[Extracted records]

==*==

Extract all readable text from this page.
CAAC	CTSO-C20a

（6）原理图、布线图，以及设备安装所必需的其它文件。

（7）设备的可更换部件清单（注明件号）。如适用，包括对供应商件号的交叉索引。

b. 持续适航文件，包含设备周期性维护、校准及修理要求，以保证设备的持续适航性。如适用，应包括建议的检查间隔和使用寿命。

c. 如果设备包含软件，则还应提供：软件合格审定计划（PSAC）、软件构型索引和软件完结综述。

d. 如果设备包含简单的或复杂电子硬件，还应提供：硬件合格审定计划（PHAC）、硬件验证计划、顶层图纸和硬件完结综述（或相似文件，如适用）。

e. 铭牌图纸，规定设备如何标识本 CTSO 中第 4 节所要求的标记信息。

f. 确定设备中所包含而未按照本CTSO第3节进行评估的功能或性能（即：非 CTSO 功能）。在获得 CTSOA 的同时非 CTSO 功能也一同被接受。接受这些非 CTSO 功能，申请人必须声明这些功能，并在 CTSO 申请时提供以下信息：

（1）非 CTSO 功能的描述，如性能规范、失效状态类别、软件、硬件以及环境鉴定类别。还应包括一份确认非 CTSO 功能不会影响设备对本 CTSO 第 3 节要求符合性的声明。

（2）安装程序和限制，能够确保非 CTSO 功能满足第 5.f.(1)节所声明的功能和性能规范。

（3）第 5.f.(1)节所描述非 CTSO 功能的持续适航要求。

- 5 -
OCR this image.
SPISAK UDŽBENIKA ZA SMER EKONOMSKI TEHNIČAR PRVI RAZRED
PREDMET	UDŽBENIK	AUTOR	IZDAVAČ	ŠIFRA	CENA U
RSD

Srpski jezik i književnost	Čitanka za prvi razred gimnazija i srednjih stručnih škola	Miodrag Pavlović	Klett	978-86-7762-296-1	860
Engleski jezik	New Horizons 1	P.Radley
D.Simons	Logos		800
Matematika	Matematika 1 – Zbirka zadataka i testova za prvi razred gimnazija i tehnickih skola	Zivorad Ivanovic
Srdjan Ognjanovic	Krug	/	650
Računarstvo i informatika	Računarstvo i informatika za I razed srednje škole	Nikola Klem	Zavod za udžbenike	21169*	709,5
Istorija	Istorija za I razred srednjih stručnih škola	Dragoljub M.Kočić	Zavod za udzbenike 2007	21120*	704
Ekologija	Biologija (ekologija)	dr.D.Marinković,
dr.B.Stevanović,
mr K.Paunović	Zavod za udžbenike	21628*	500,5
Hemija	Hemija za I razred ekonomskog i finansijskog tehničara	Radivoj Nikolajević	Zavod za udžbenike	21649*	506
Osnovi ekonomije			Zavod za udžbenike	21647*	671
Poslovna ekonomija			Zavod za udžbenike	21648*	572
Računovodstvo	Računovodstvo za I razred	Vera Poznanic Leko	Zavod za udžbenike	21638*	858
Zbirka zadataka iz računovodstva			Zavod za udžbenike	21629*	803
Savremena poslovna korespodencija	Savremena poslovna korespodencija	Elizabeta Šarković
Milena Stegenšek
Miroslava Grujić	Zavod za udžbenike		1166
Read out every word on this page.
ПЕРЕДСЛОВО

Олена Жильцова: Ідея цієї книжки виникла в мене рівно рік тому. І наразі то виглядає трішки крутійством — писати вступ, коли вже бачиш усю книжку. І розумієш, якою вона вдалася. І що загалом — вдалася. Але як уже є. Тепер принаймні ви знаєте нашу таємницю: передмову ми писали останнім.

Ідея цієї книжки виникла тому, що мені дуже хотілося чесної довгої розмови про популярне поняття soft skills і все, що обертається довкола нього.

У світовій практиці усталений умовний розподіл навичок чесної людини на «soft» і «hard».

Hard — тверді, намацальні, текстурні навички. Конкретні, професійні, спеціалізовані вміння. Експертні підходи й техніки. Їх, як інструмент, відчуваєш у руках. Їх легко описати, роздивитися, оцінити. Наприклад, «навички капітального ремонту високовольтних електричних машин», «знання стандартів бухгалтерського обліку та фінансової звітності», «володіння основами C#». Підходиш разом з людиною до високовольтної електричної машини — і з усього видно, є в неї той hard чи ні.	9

==*==

→ **PROBLEM STATEMENT**:
Go through the listing above and locate each line that holds the word "gimnazija". Copy those lines.

→ **PROBLEM SOLUTION**:
Srpski jezik i književnost	Čitanka za prvi razred gimnazija i srednjih stručnih škola	Miodrag Pavlović	Klett	978-86-7762-296-1	860
Matematika	Matematika 1 – Zbirka zadataka i testova za prvi razred gimnazija i tehnickih skola	Zivorad Ivanovic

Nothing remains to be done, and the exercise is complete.